AIM. Copy everything in the listing below word for word, apart from any images.

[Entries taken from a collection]
________________________________________
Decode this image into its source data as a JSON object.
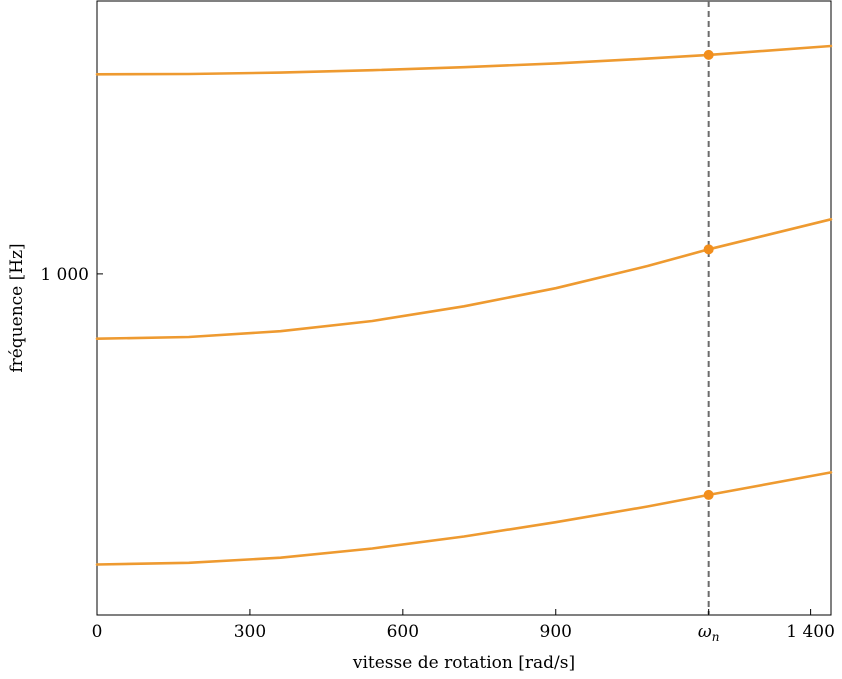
{
  "chart_data": {
    "type": "line",
    "xlabel": "vitesse de rotation [rad/s]",
    "ylabel": "fréquence [Hz]",
    "xlim": [
      0,
      1440
    ],
    "ylim": [
      0,
      1800
    ],
    "log_y": false,
    "grid": false,
    "x_ticks": [
      {
        "value": 0,
        "label": "0"
      },
      {
        "value": 300,
        "label": "300"
      },
      {
        "value": 600,
        "label": "600"
      },
      {
        "value": 900,
        "label": "900"
      },
      {
        "value": 1200,
        "label": "ωn"
      },
      {
        "value": 1400,
        "label": "1 400"
      }
    ],
    "y_ticks": [
      {
        "value": 1000,
        "label": "1 000"
      }
    ],
    "reference_line": {
      "x": 1200,
      "style": "dashed",
      "color": "#6b6b6b"
    },
    "line_color": "#ee9a30",
    "series": [
      {
        "x": [
          0,
          180,
          360,
          540,
          720,
          900,
          1080,
          1200,
          1440
        ],
        "values": [
          148,
          153,
          168,
          195,
          230,
          272,
          318,
          352,
          418
        ],
        "marker": {
          "x": 1200,
          "y": 352
        }
      },
      {
        "x": [
          0,
          180,
          360,
          540,
          720,
          900,
          1080,
          1200,
          1440
        ],
        "values": [
          810,
          815,
          832,
          862,
          905,
          958,
          1023,
          1072,
          1160
        ]
      },
      {
        "x": [
          0,
          180,
          360,
          540,
          720,
          900,
          1080,
          1200,
          1440
        ],
        "values": [
          1585,
          1586,
          1590,
          1597,
          1606,
          1617,
          1631,
          1642,
          1668
        ]
      }
    ]
  }
}
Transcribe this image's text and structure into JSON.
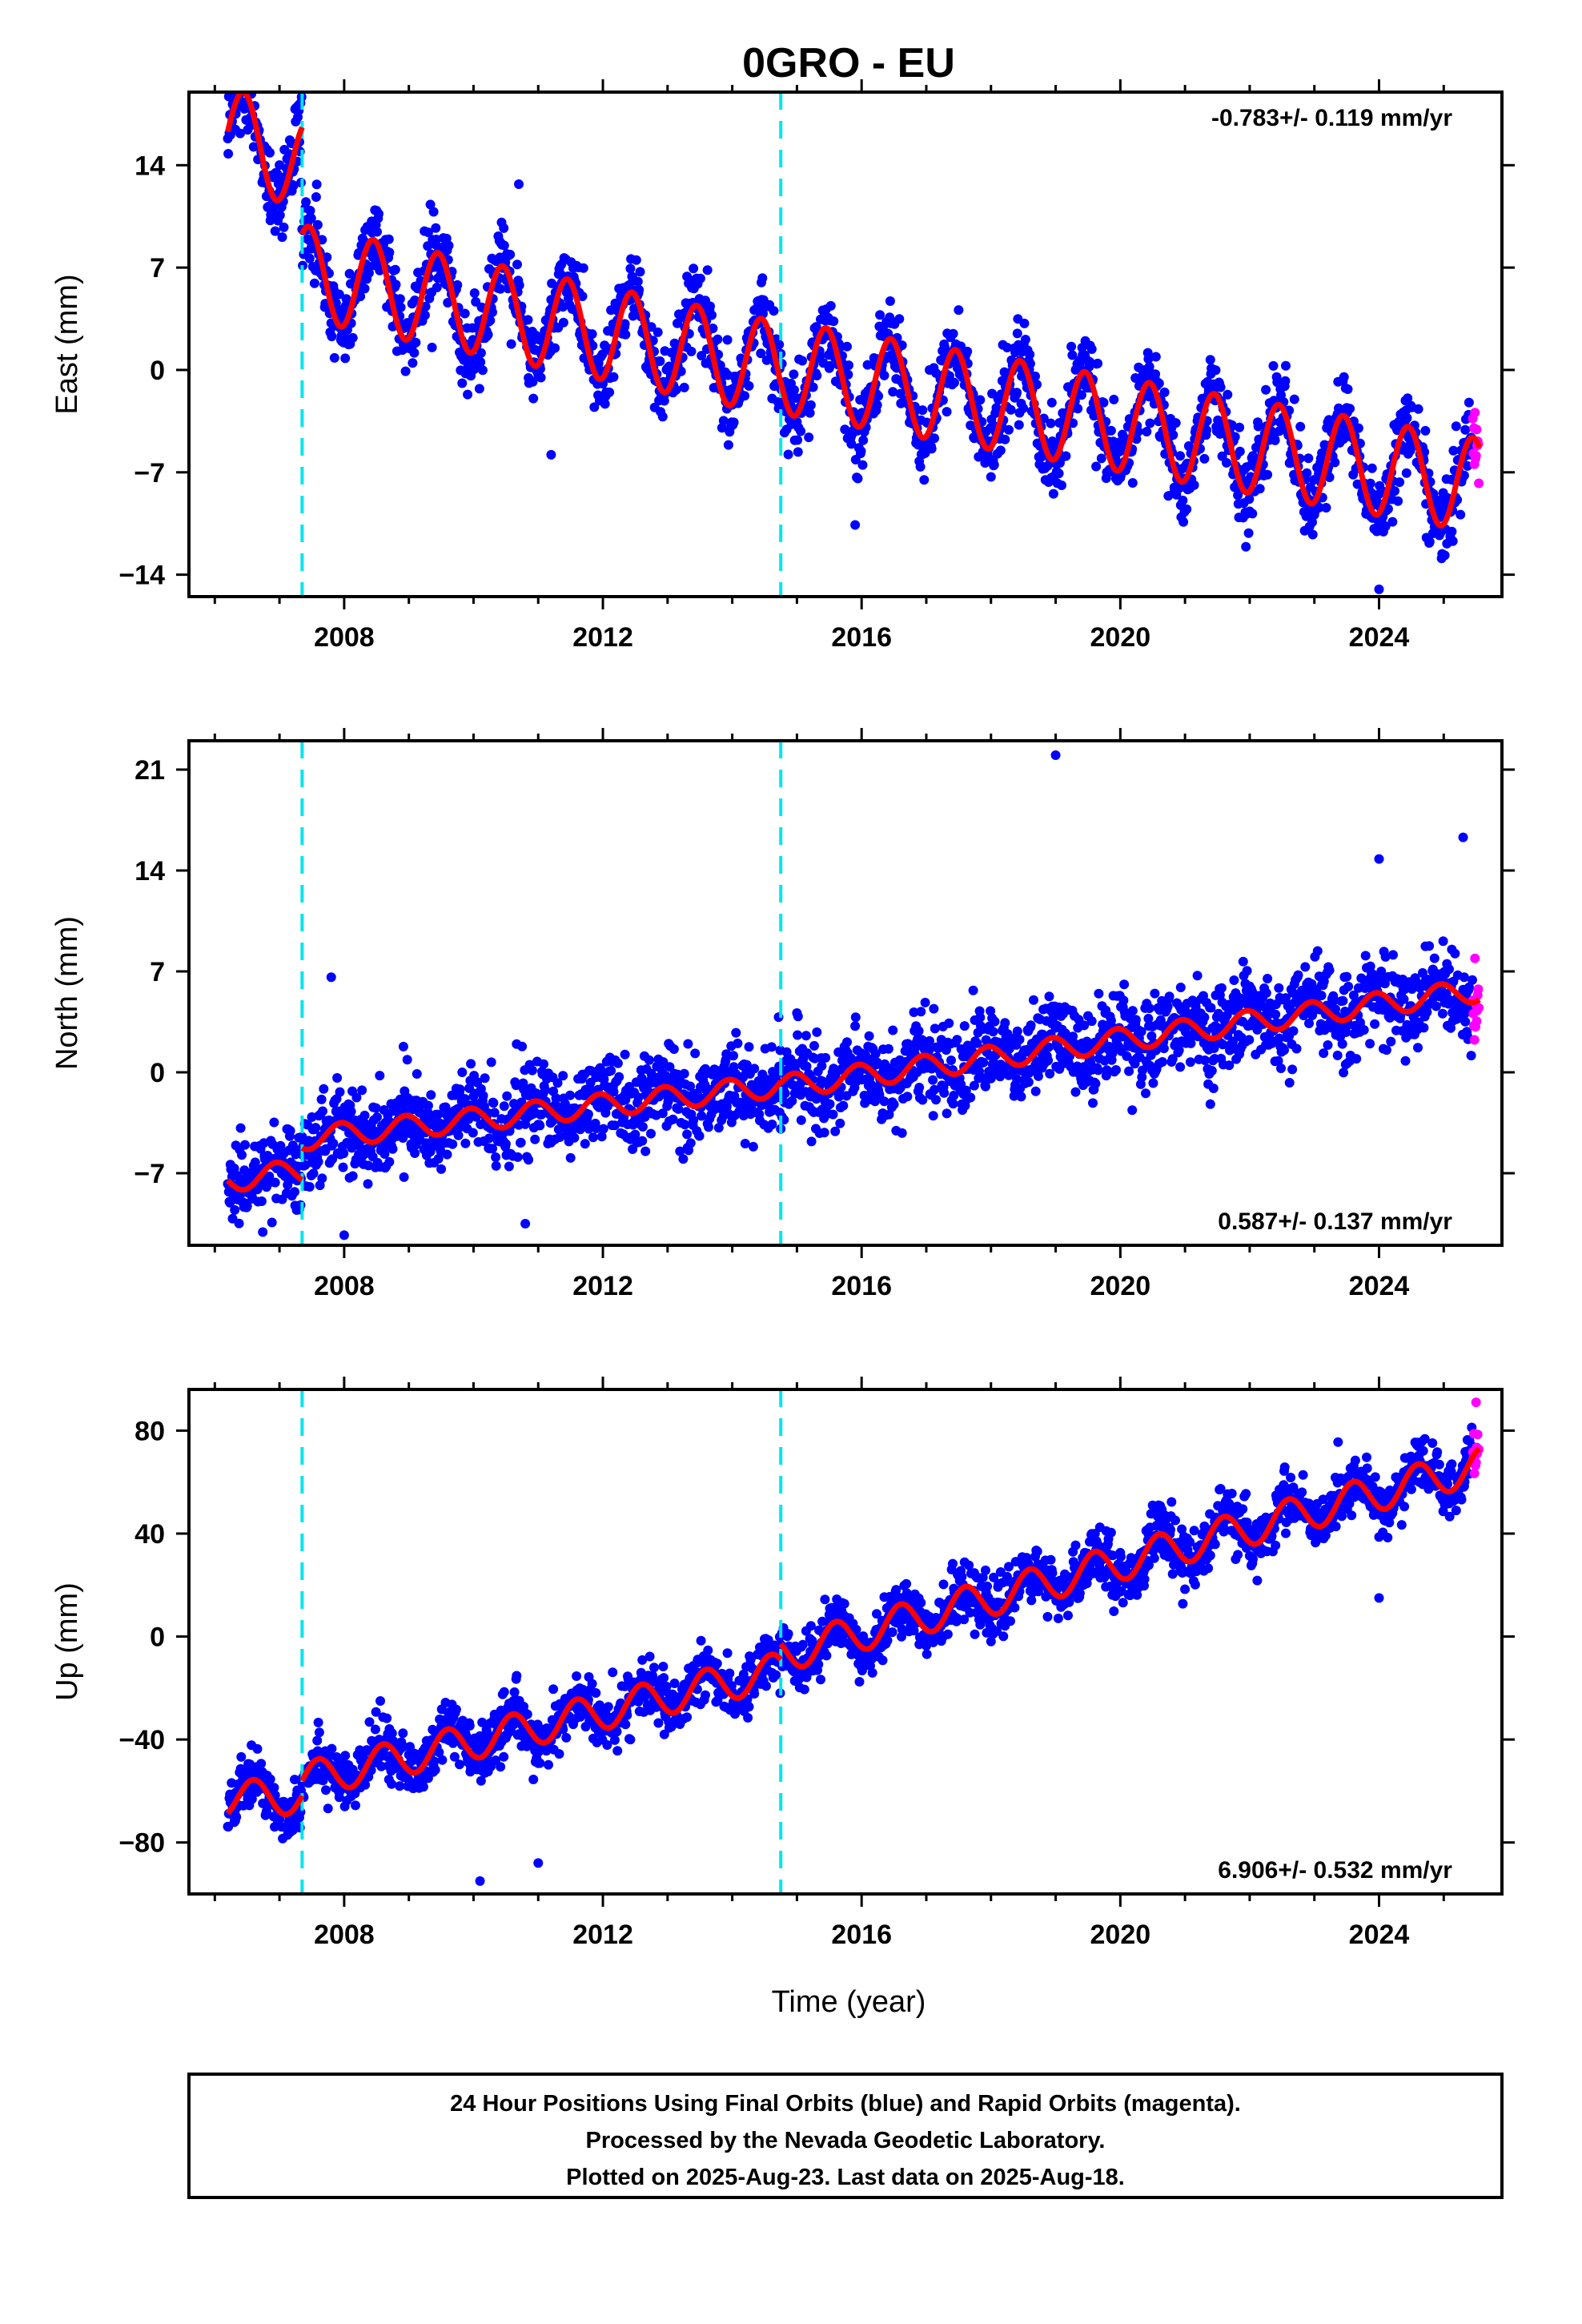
{
  "title": "0GRO - EU",
  "xlabel": "Time (year)",
  "footer": {
    "line1": "24 Hour Positions Using Final Orbits (blue) and Rapid Orbits (magenta).",
    "line2": "Processed by the Nevada Geodetic Laboratory.",
    "line3": "Plotted on 2025-Aug-23. Last data on 2025-Aug-18."
  },
  "colors": {
    "final_orbits": "#0000ff",
    "rapid_orbits": "#ff00ff",
    "model": "#ff0000",
    "offsets": "#00e5ee",
    "frame": "#000000"
  },
  "chart_data": [
    {
      "type": "scatter",
      "component": "east",
      "ylabel": "East (mm)",
      "xlim": [
        2005.6,
        2025.9
      ],
      "ylim": [
        -15.5,
        19.0
      ],
      "x_ticks": [
        2008,
        2012,
        2016,
        2020,
        2024
      ],
      "y_ticks": [
        -14,
        -7,
        0,
        7,
        14
      ],
      "rate_label": "-0.783+/- 0.119 mm/yr",
      "rate_position": "top-right",
      "offsets": [
        2007.35,
        2014.75
      ],
      "start_year": 2006.2,
      "end_year": 2025.55,
      "rapid_start_year": 2025.45,
      "model": {
        "segments": [
          {
            "from": 2006.2,
            "to": 2007.35,
            "value_at_start": 16.3,
            "slope": -2.0
          },
          {
            "from": 2007.35,
            "to": 2014.75,
            "value_at_start": 6.7,
            "slope": -0.9
          },
          {
            "from": 2014.75,
            "to": 2025.55,
            "value_at_start": 0.2,
            "slope": -0.75
          }
        ],
        "annual_amplitude": 3.2,
        "annual_peak_fraction": 0.45
      },
      "scatter_noise": 1.3,
      "outliers": [
        {
          "x": 2011.2,
          "y": -5.8
        },
        {
          "x": 2015.9,
          "y": -10.6
        },
        {
          "x": 2024.0,
          "y": -15.0
        },
        {
          "x": 2010.7,
          "y": 12.7
        }
      ]
    },
    {
      "type": "scatter",
      "component": "north",
      "ylabel": "North (mm)",
      "xlim": [
        2005.6,
        2025.9
      ],
      "ylim": [
        -12.0,
        23.0
      ],
      "x_ticks": [
        2008,
        2012,
        2016,
        2020,
        2024
      ],
      "y_ticks": [
        -7,
        0,
        7,
        14,
        21
      ],
      "rate_label": "0.587+/- 0.137 mm/yr",
      "rate_position": "bottom-right",
      "offsets": [
        2007.35,
        2014.75
      ],
      "start_year": 2006.2,
      "end_year": 2025.55,
      "rapid_start_year": 2025.45,
      "model": {
        "segments": [
          {
            "from": 2006.2,
            "to": 2007.35,
            "value_at_start": -7.5,
            "slope": 0.6
          },
          {
            "from": 2007.35,
            "to": 2014.75,
            "value_at_start": -4.6,
            "slope": 0.5
          },
          {
            "from": 2014.75,
            "to": 2025.55,
            "value_at_start": -1.0,
            "slope": 0.62
          }
        ],
        "annual_amplitude": 0.8,
        "annual_peak_fraction": 0.95
      },
      "scatter_noise": 1.4,
      "outliers": [
        {
          "x": 2019.0,
          "y": 22.0
        },
        {
          "x": 2025.3,
          "y": 16.3
        },
        {
          "x": 2024.0,
          "y": 14.8
        },
        {
          "x": 2007.8,
          "y": 6.6
        },
        {
          "x": 2010.8,
          "y": -10.5
        },
        {
          "x": 2008.0,
          "y": -11.3
        }
      ]
    },
    {
      "type": "scatter",
      "component": "up",
      "ylabel": "Up (mm)",
      "xlim": [
        2005.6,
        2025.9
      ],
      "ylim": [
        -100.0,
        96.0
      ],
      "x_ticks": [
        2008,
        2012,
        2016,
        2020,
        2024
      ],
      "y_ticks": [
        -80,
        -40,
        0,
        40,
        80
      ],
      "rate_label": "6.906+/- 0.532 mm/yr",
      "rate_position": "bottom-right",
      "offsets": [
        2007.35,
        2014.75
      ],
      "start_year": 2006.2,
      "end_year": 2025.55,
      "rapid_start_year": 2025.45,
      "model": {
        "segments": [
          {
            "from": 2006.2,
            "to": 2007.35,
            "value_at_start": -63.0,
            "slope": 1.0
          },
          {
            "from": 2007.35,
            "to": 2014.75,
            "value_at_start": -56.0,
            "slope": 5.8
          },
          {
            "from": 2014.75,
            "to": 2025.55,
            "value_at_start": -7.0,
            "slope": 6.8
          }
        ],
        "annual_amplitude": 7.0,
        "annual_peak_fraction": 0.6
      },
      "scatter_noise": 5.0,
      "outliers": [
        {
          "x": 2010.1,
          "y": -95.0
        },
        {
          "x": 2011.0,
          "y": -88.0
        },
        {
          "x": 2024.0,
          "y": 15.0
        },
        {
          "x": 2025.5,
          "y": 91.0
        }
      ]
    }
  ]
}
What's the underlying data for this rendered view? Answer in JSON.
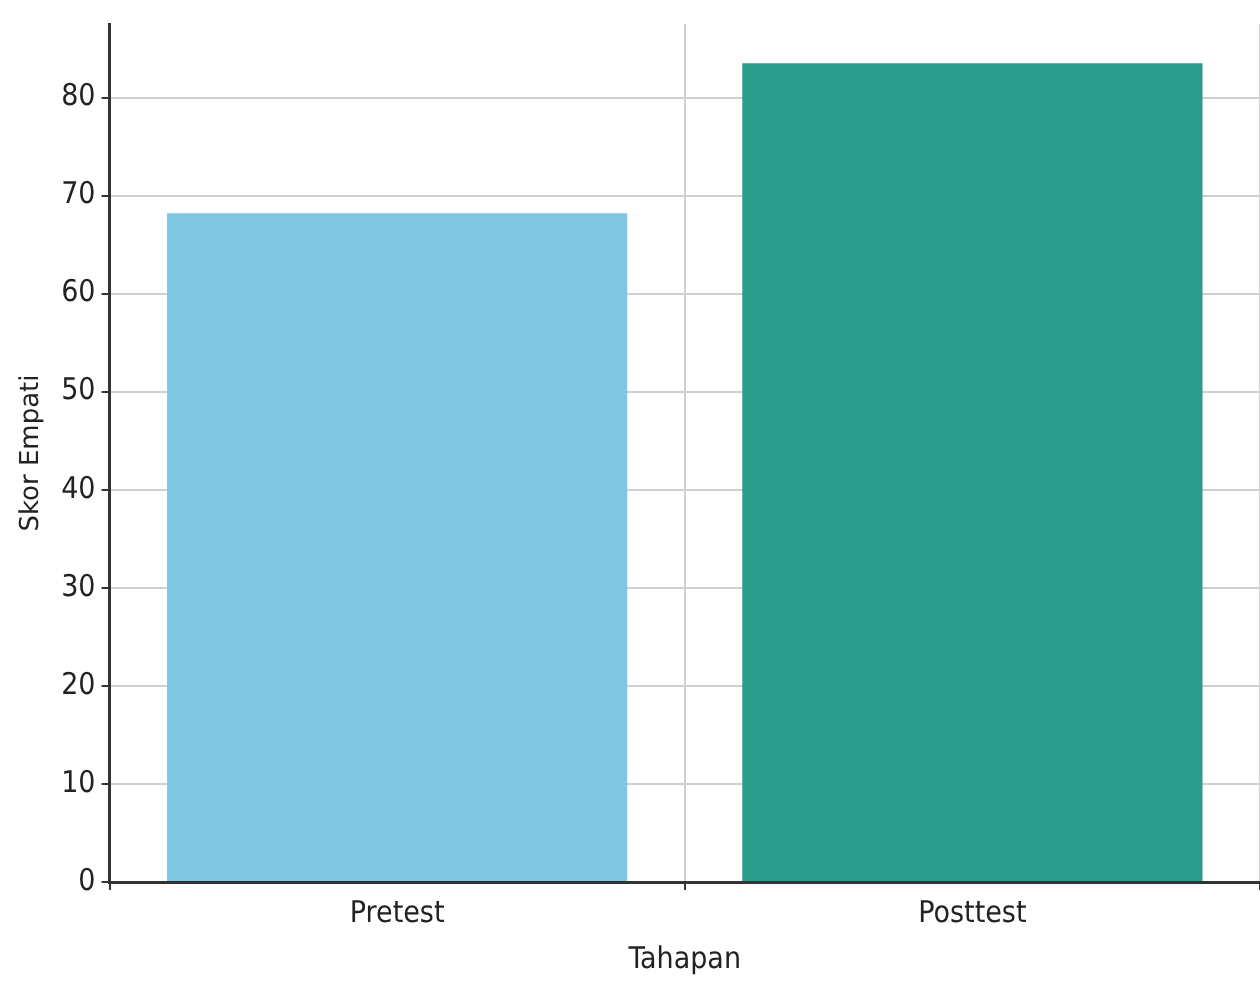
________________________________________
OUTPUT OF THE TASK.
Decode this image into its source data as a JSON object.
{
  "chart_data": {
    "type": "line",
    "xlabel": "vitesse de rotation [rad/s]",
    "ylabel": "fréquence [Hz]",
    "xlim": [
      0,
      1440
    ],
    "ylim": [
      0,
      1800
    ],
    "log_y": false,
    "grid": false,
    "x_ticks": [
      {
        "value": 0,
        "label": "0"
      },
      {
        "value": 300,
        "label": "300"
      },
      {
        "value": 600,
        "label": "600"
      },
      {
        "value": 900,
        "label": "900"
      },
      {
        "value": 1200,
        "label": "ωn"
      },
      {
        "value": 1400,
        "label": "1 400"
      }
    ],
    "y_ticks": [
      {
        "value": 1000,
        "label": "1 000"
      }
    ],
    "reference_line": {
      "x": 1200,
      "style": "dashed",
      "color": "#6b6b6b"
    },
    "line_color": "#ee9a30",
    "series": [
      {
        "x": [
          0,
          180,
          360,
          540,
          720,
          900,
          1080,
          1200,
          1440
        ],
        "values": [
          148,
          153,
          168,
          195,
          230,
          272,
          318,
          352,
          418
        ],
        "marker": {
          "x": 1200,
          "y": 352
        }
      },
      {
        "x": [
          0,
          180,
          360,
          540,
          720,
          900,
          1080,
          1200,
          1440
        ],
        "values": [
          810,
          815,
          832,
          862,
          905,
          958,
          1023,
          1072,
          1160
        ]
      },
      {
        "x": [
          0,
          180,
          360,
          540,
          720,
          900,
          1080,
          1200,
          1440
        ],
        "values": [
          1585,
          1586,
          1590,
          1597,
          1606,
          1617,
          1631,
          1642,
          1668
        ]
      }
    ]
  }
}
Transcribe this image's text and structure into JSON.
{
  "title": "0GRO - EU",
  "xlabel": "Time (year)",
  "footer": {
    "line1": "24 Hour Positions Using Final Orbits (blue) and Rapid Orbits (magenta).",
    "line2": "Processed by the Nevada Geodetic Laboratory.",
    "line3": "Plotted on 2025-Aug-23. Last data on 2025-Aug-18."
  },
  "colors": {
    "final_orbits": "#0000ff",
    "rapid_orbits": "#ff00ff",
    "model": "#ff0000",
    "offsets": "#00e5ee",
    "frame": "#000000"
  },
  "chart_data": [
    {
      "type": "scatter",
      "component": "east",
      "ylabel": "East (mm)",
      "xlim": [
        2005.6,
        2025.9
      ],
      "ylim": [
        -15.5,
        19.0
      ],
      "x_ticks": [
        2008,
        2012,
        2016,
        2020,
        2024
      ],
      "y_ticks": [
        -14,
        -7,
        0,
        7,
        14
      ],
      "rate_label": "-0.783+/- 0.119 mm/yr",
      "rate_position": "top-right",
      "offsets": [
        2007.35,
        2014.75
      ],
      "start_year": 2006.2,
      "end_year": 2025.55,
      "rapid_start_year": 2025.45,
      "model": {
        "segments": [
          {
            "from": 2006.2,
            "to": 2007.35,
            "value_at_start": 16.3,
            "slope": -2.0
          },
          {
            "from": 2007.35,
            "to": 2014.75,
            "value_at_start": 6.7,
            "slope": -0.9
          },
          {
            "from": 2014.75,
            "to": 2025.55,
            "value_at_start": 0.2,
            "slope": -0.75
          }
        ],
        "annual_amplitude": 3.2,
        "annual_peak_fraction": 0.45
      },
      "scatter_noise": 1.3,
      "outliers": [
        {
          "x": 2011.2,
          "y": -5.8
        },
        {
          "x": 2015.9,
          "y": -10.6
        },
        {
          "x": 2024.0,
          "y": -15.0
        },
        {
          "x": 2010.7,
          "y": 12.7
        }
      ]
    },
    {
      "type": "scatter",
      "component": "north",
      "ylabel": "North (mm)",
      "xlim": [
        2005.6,
        2025.9
      ],
      "ylim": [
        -12.0,
        23.0
      ],
      "x_ticks": [
        2008,
        2012,
        2016,
        2020,
        2024
      ],
      "y_ticks": [
        -7,
        0,
        7,
        14,
        21
      ],
      "rate_label": "0.587+/- 0.137 mm/yr",
      "rate_position": "bottom-right",
      "offsets": [
        2007.35,
        2014.75
      ],
      "start_year": 2006.2,
      "end_year": 2025.55,
      "rapid_start_year": 2025.45,
      "model": {
        "segments": [
          {
            "from": 2006.2,
            "to": 2007.35,
            "value_at_start": -7.5,
            "slope": 0.6
          },
          {
            "from": 2007.35,
            "to": 2014.75,
            "value_at_start": -4.6,
            "slope": 0.5
          },
          {
            "from": 2014.75,
            "to": 2025.55,
            "value_at_start": -1.0,
            "slope": 0.62
          }
        ],
        "annual_amplitude": 0.8,
        "annual_peak_fraction": 0.95
      },
      "scatter_noise": 1.4,
      "outliers": [
        {
          "x": 2019.0,
          "y": 22.0
        },
        {
          "x": 2025.3,
          "y": 16.3
        },
        {
          "x": 2024.0,
          "y": 14.8
        },
        {
          "x": 2007.8,
          "y": 6.6
        },
        {
          "x": 2010.8,
          "y": -10.5
        },
        {
          "x": 2008.0,
          "y": -11.3
        }
      ]
    },
    {
      "type": "scatter",
      "component": "up",
      "ylabel": "Up (mm)",
      "xlim": [
        2005.6,
        2025.9
      ],
      "ylim": [
        -100.0,
        96.0
      ],
      "x_ticks": [
        2008,
        2012,
        2016,
        2020,
        2024
      ],
      "y_ticks": [
        -80,
        -40,
        0,
        40,
        80
      ],
      "rate_label": "6.906+/- 0.532 mm/yr",
      "rate_position": "bottom-right",
      "offsets": [
        2007.35,
        2014.75
      ],
      "start_year": 2006.2,
      "end_year": 2025.55,
      "rapid_start_year": 2025.45,
      "model": {
        "segments": [
          {
            "from": 2006.2,
            "to": 2007.35,
            "value_at_start": -63.0,
            "slope": 1.0
          },
          {
            "from": 2007.35,
            "to": 2014.75,
            "value_at_start": -56.0,
            "slope": 5.8
          },
          {
            "from": 2014.75,
            "to": 2025.55,
            "value_at_start": -7.0,
            "slope": 6.8
          }
        ],
        "annual_amplitude": 7.0,
        "annual_peak_fraction": 0.6
      },
      "scatter_noise": 5.0,
      "outliers": [
        {
          "x": 2010.1,
          "y": -95.0
        },
        {
          "x": 2011.0,
          "y": -88.0
        },
        {
          "x": 2024.0,
          "y": 15.0
        },
        {
          "x": 2025.5,
          "y": 91.0
        }
      ]
    }
  ]
}
What's the underlying data for this rendered view? Answer in JSON.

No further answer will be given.